◆ THE DATA

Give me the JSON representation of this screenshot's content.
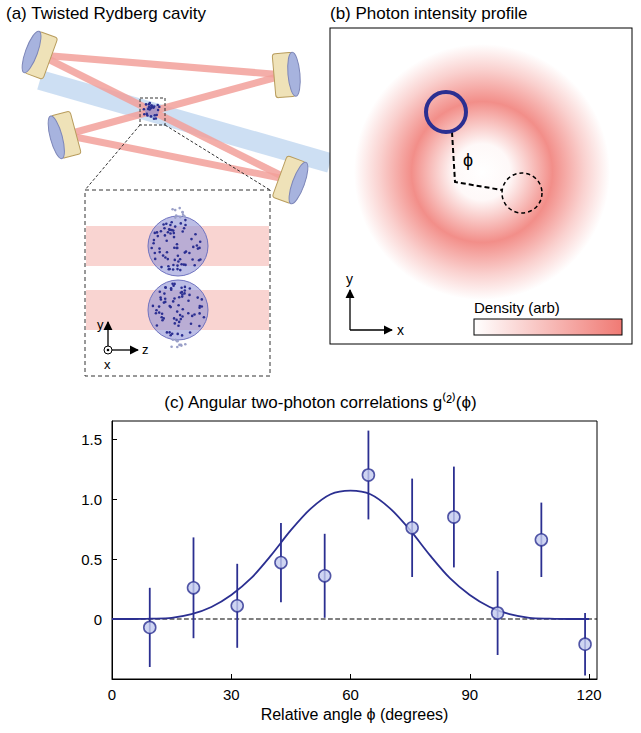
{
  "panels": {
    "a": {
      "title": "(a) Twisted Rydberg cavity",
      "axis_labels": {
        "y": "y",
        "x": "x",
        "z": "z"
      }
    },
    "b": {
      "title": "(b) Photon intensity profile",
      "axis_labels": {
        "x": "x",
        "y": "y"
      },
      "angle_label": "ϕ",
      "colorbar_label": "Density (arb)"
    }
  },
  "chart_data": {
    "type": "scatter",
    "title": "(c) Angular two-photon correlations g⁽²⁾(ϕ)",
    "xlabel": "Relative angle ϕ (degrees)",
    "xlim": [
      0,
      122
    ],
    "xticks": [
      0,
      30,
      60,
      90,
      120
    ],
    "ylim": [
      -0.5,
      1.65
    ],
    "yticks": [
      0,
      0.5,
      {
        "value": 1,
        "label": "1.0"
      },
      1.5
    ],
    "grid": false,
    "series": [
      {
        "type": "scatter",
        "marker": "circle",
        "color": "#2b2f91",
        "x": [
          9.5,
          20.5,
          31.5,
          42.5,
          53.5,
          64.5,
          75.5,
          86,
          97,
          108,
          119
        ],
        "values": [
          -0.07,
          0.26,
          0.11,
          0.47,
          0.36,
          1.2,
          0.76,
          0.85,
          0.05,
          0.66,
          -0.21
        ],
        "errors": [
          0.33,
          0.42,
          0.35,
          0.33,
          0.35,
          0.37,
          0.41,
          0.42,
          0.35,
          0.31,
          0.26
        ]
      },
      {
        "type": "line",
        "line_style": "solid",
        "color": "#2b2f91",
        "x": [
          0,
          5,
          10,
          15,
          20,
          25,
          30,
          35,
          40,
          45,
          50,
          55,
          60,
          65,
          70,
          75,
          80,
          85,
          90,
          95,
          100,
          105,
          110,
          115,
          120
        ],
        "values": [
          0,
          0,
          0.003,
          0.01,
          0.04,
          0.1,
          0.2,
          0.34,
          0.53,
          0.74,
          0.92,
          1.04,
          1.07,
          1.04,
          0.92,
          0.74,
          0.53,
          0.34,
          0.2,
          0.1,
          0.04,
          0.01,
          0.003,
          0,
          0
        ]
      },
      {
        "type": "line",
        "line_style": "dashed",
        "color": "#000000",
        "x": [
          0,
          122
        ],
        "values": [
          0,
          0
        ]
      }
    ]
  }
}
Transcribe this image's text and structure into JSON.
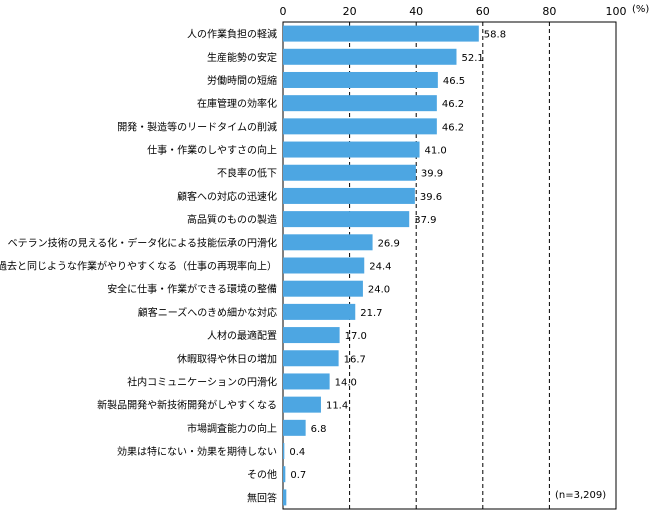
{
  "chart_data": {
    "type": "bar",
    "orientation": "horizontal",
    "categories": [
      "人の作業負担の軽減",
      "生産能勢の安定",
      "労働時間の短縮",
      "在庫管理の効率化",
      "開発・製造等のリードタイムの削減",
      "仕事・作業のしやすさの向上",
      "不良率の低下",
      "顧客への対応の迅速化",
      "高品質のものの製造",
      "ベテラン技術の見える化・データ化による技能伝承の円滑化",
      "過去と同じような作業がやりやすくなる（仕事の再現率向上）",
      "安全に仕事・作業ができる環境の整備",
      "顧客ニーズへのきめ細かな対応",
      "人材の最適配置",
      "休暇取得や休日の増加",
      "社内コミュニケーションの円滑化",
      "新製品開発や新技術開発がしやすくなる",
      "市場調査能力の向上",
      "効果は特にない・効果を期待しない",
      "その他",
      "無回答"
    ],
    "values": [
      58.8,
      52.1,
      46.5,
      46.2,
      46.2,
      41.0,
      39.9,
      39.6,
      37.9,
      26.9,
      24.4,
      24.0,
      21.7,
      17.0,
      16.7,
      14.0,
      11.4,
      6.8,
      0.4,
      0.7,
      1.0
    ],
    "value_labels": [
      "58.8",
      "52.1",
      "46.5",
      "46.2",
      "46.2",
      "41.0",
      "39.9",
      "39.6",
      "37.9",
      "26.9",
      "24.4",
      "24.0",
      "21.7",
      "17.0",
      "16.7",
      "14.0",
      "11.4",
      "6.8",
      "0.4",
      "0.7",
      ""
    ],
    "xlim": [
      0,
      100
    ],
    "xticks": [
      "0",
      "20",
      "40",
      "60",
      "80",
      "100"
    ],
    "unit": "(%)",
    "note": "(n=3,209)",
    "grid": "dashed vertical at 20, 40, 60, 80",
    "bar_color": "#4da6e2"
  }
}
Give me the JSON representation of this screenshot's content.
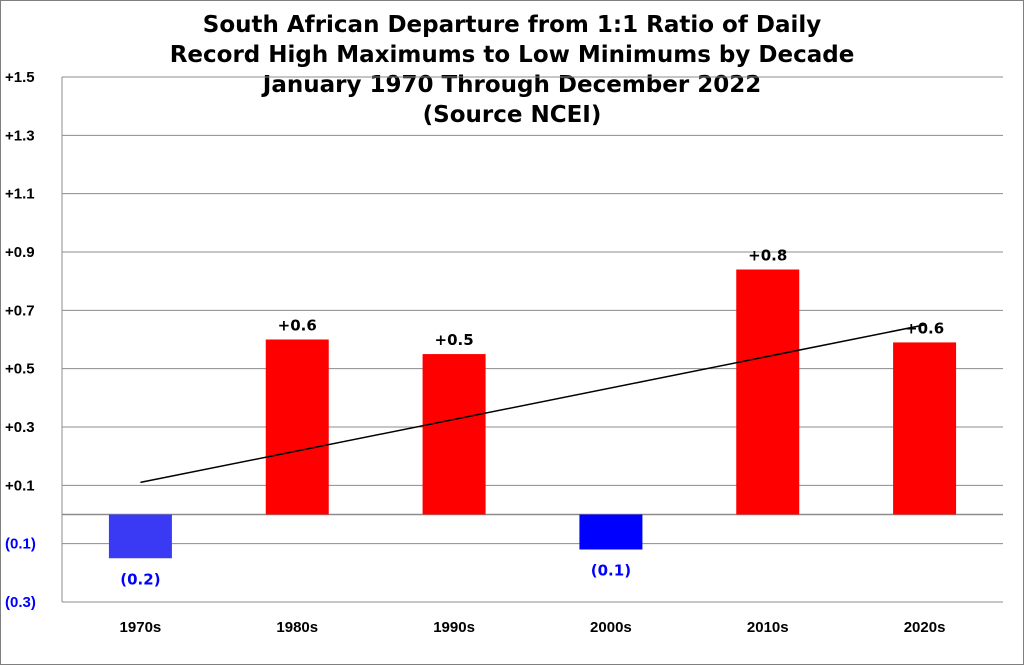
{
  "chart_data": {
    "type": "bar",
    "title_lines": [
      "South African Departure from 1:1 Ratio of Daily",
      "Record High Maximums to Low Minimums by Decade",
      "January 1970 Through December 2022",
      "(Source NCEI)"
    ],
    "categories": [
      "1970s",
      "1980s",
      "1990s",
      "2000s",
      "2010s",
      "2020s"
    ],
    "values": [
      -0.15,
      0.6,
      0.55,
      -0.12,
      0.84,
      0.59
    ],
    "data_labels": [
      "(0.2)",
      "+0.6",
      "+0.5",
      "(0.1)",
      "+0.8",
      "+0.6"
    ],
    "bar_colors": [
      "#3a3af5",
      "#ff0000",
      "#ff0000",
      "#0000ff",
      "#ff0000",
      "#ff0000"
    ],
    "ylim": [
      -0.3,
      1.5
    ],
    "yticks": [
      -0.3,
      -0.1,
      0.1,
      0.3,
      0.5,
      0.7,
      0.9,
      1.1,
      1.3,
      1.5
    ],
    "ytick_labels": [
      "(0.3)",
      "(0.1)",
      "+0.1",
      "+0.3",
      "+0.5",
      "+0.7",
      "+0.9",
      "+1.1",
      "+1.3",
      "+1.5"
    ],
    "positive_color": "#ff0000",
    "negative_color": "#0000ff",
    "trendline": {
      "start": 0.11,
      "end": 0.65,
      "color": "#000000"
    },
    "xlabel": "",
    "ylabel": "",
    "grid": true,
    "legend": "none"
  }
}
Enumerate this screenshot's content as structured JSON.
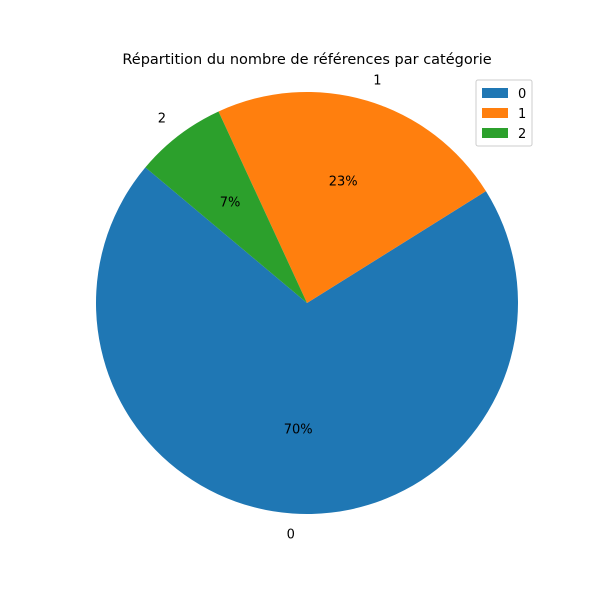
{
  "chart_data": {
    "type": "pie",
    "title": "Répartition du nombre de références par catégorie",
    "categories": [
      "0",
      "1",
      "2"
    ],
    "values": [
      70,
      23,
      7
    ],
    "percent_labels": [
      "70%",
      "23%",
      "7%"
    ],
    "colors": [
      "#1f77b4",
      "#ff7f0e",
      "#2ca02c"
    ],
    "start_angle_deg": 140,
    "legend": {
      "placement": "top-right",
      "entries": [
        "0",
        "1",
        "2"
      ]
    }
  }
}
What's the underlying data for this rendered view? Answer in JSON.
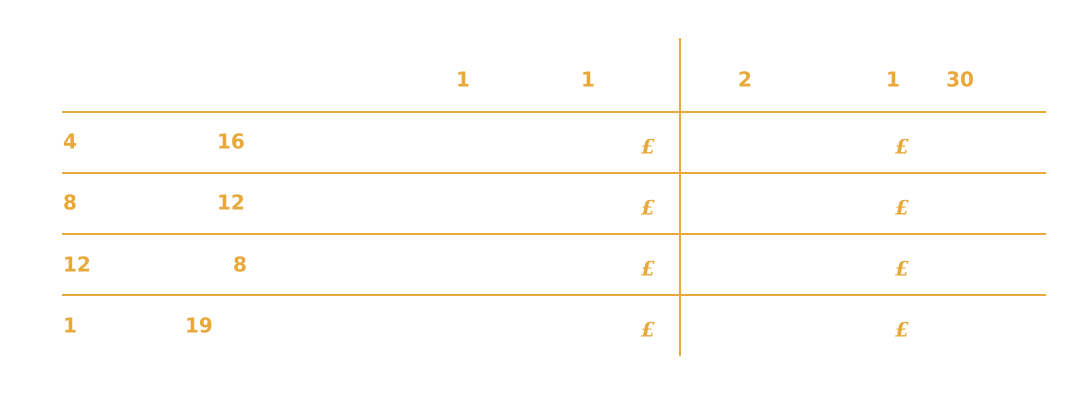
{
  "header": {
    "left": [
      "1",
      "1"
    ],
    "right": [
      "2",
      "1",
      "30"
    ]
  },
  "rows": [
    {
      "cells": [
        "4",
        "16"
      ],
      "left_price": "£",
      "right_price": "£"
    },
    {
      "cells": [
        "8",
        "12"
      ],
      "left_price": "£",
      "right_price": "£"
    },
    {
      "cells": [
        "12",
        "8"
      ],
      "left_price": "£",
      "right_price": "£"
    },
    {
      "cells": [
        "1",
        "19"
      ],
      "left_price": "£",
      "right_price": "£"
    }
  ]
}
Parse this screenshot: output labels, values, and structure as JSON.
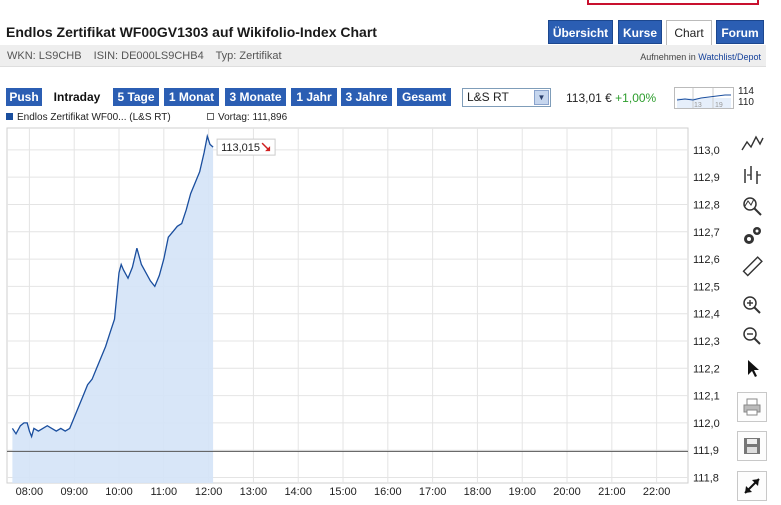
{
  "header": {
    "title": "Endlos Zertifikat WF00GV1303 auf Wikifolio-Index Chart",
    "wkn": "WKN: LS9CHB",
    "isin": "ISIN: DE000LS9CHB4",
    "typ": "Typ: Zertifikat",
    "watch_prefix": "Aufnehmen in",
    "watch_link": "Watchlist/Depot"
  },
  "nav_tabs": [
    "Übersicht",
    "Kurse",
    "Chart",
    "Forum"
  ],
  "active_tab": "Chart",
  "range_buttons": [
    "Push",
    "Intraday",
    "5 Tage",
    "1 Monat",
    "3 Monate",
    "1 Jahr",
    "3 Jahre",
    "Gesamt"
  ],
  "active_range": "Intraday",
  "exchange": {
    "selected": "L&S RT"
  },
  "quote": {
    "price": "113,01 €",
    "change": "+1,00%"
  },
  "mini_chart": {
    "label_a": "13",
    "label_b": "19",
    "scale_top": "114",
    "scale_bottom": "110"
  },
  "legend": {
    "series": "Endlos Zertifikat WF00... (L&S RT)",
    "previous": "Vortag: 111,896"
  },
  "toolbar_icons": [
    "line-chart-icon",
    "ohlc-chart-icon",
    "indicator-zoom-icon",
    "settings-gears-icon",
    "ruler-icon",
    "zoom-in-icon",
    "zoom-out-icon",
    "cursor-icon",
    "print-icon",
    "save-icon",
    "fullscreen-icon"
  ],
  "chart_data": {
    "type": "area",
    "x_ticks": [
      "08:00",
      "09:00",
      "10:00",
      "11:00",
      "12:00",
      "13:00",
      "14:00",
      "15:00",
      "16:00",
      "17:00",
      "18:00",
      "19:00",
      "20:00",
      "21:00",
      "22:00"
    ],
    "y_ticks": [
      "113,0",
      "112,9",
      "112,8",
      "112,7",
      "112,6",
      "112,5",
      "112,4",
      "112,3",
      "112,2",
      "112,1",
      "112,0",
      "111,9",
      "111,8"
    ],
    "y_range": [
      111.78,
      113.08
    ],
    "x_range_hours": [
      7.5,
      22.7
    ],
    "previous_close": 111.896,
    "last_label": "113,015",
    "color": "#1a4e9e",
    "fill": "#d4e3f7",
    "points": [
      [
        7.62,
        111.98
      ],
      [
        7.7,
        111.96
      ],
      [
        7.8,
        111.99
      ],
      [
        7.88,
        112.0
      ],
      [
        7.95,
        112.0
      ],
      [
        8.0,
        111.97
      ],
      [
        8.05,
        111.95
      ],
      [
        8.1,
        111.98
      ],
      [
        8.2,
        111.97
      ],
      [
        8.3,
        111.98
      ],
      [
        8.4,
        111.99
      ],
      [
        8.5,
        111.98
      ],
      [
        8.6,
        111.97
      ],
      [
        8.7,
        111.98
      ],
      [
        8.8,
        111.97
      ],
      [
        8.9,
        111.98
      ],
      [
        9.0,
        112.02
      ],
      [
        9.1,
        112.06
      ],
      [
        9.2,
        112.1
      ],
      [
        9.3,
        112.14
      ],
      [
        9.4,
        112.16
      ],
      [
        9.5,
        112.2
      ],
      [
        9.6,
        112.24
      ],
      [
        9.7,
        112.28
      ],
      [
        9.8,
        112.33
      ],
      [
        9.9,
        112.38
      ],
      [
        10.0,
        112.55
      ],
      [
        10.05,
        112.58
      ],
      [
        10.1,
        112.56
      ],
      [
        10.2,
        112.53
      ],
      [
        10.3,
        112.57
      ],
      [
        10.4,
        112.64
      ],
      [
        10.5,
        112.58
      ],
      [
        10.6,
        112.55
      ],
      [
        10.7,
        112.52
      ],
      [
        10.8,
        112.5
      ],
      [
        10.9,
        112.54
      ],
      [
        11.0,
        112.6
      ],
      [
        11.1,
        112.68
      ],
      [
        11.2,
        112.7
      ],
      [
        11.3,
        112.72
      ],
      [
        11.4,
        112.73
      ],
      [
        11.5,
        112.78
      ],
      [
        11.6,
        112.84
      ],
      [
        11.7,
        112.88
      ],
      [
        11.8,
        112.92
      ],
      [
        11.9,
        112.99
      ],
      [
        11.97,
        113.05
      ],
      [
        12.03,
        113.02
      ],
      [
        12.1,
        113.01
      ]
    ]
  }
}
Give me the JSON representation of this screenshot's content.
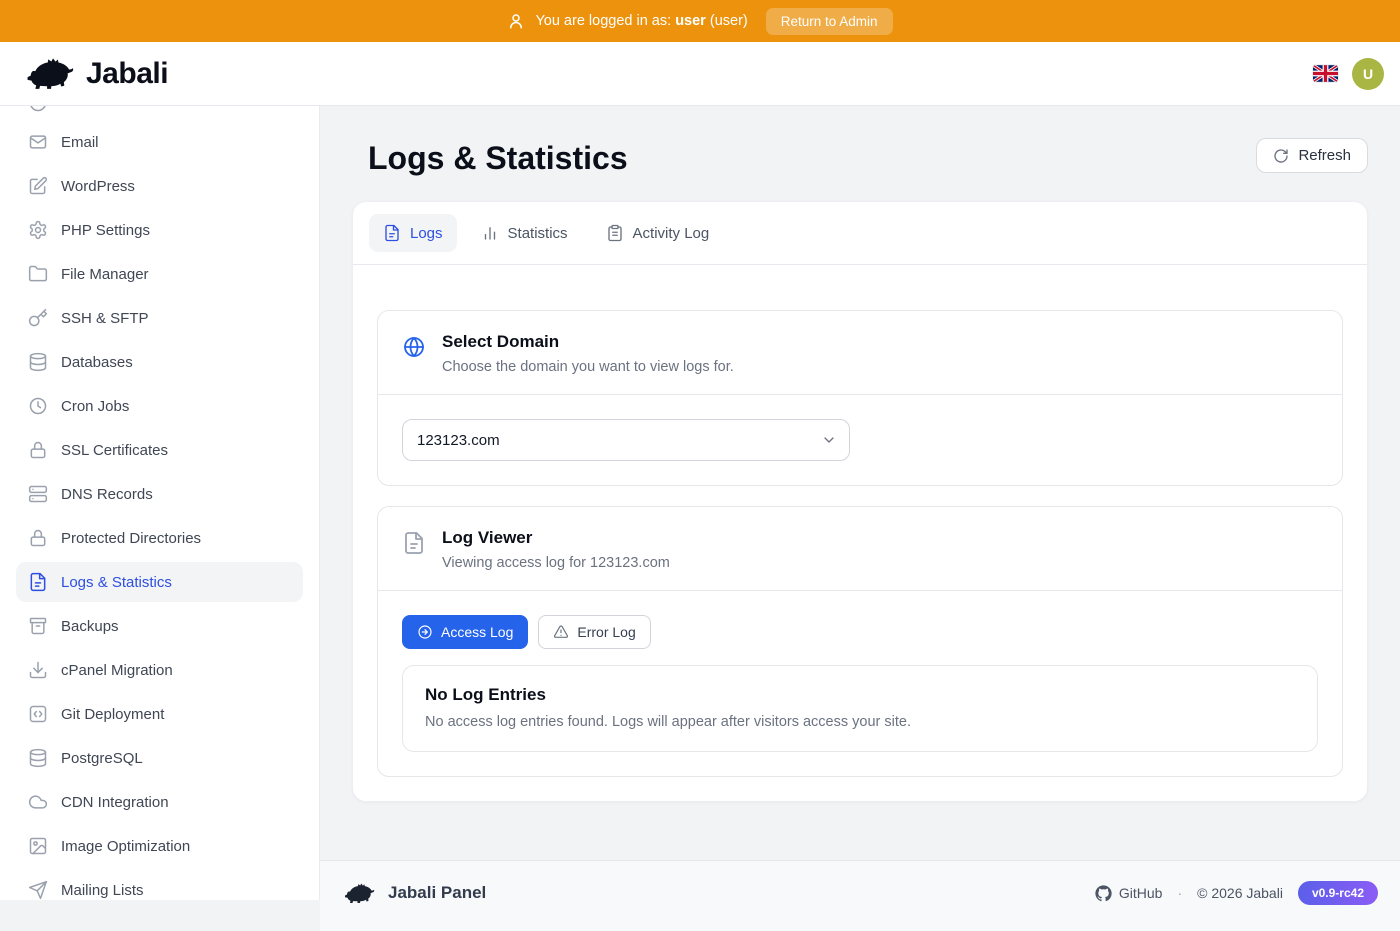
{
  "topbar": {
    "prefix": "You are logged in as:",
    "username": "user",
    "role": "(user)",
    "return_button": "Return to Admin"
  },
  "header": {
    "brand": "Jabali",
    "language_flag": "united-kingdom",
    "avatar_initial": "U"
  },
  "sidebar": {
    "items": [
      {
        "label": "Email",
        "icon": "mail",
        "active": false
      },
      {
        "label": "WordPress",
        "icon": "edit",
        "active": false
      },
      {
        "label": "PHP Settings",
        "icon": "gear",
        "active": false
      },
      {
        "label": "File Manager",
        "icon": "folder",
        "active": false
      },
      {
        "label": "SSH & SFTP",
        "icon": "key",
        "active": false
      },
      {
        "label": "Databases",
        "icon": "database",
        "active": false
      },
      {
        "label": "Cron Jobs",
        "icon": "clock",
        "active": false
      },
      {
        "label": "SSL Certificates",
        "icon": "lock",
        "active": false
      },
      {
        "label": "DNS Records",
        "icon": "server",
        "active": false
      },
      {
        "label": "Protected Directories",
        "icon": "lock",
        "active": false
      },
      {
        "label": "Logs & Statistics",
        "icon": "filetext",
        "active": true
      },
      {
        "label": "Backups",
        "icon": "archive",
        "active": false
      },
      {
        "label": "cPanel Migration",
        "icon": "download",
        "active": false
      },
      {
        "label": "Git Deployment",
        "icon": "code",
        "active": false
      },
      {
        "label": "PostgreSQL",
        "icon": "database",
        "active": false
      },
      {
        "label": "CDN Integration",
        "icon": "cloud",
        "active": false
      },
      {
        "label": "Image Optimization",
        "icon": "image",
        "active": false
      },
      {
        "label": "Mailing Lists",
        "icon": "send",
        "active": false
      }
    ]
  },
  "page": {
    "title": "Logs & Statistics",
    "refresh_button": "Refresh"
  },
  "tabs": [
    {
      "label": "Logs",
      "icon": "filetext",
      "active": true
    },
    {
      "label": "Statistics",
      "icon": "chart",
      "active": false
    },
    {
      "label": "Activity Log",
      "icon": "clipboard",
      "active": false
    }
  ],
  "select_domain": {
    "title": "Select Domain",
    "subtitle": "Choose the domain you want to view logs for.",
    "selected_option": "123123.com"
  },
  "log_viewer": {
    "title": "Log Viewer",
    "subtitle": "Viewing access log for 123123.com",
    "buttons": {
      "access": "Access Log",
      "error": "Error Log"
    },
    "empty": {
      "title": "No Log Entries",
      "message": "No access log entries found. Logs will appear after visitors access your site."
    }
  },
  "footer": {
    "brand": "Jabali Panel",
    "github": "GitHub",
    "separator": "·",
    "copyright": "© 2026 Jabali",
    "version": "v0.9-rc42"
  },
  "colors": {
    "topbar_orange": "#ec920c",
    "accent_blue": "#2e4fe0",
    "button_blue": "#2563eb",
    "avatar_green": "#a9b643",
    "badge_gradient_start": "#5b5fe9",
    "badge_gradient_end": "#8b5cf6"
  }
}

◆ DO THIS
Return each line of the listing that holds the string "subtitle".

◆ EXERCISE SOLUTION
    "subtitle": "Choose the domain you want to view logs for.",
    "subtitle": "Viewing access log for 123123.com",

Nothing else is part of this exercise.